- **Given request**
Copy the full set of lines exactly as given.

- **Data**
════
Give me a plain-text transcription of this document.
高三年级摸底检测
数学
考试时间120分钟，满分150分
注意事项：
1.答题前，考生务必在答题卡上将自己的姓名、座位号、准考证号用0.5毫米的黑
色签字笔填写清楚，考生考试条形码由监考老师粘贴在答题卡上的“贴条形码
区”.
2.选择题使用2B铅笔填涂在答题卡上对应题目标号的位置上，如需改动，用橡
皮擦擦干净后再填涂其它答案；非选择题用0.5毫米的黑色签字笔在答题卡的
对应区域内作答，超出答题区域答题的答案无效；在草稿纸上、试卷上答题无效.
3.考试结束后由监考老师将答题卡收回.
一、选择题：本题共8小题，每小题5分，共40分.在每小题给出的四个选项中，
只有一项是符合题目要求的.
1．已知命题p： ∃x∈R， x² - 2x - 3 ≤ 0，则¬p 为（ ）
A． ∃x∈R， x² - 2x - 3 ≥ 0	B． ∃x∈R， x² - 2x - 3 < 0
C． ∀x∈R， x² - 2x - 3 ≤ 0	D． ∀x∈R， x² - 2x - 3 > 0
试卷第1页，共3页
════
- **Result of the exercise**
Give me a plain-text transcription of this document.
高三年级摸底检测
数学
考试时间120分钟，满分150分
注意事项：
1.答题前，考生务必在答题卡上将自己的姓名、座位号、准考证号用0.5毫米的黑
色签字笔填写清楚，考生考试条形码由监考老师粘贴在答题卡上的“贴条形码
区”.
2.选择题使用2B铅笔填涂在答题卡上对应题目标号的位置上，如需改动，用橡
皮擦擦干净后再填涂其它答案；非选择题用0.5毫米的黑色签字笔在答题卡的
对应区域内作答，超出答题区域答题的答案无效；在草稿纸上、试卷上答题无效.
3.考试结束后由监考老师将答题卡收回.
一、选择题：本题共8小题，每小题5分，共40分.在每小题给出的四个选项中，
只有一项是符合题目要求的.
1．已知命题p： ∃x∈R， x² - 2x - 3 ≤ 0，则¬p 为（ ）
A． ∃x∈R， x² - 2x - 3 ≥ 0	B． ∃x∈R， x² - 2x - 3 < 0
C． ∀x∈R， x² - 2x - 3 ≤ 0	D． ∀x∈R， x² - 2x - 3 > 0
试卷第1页，共3页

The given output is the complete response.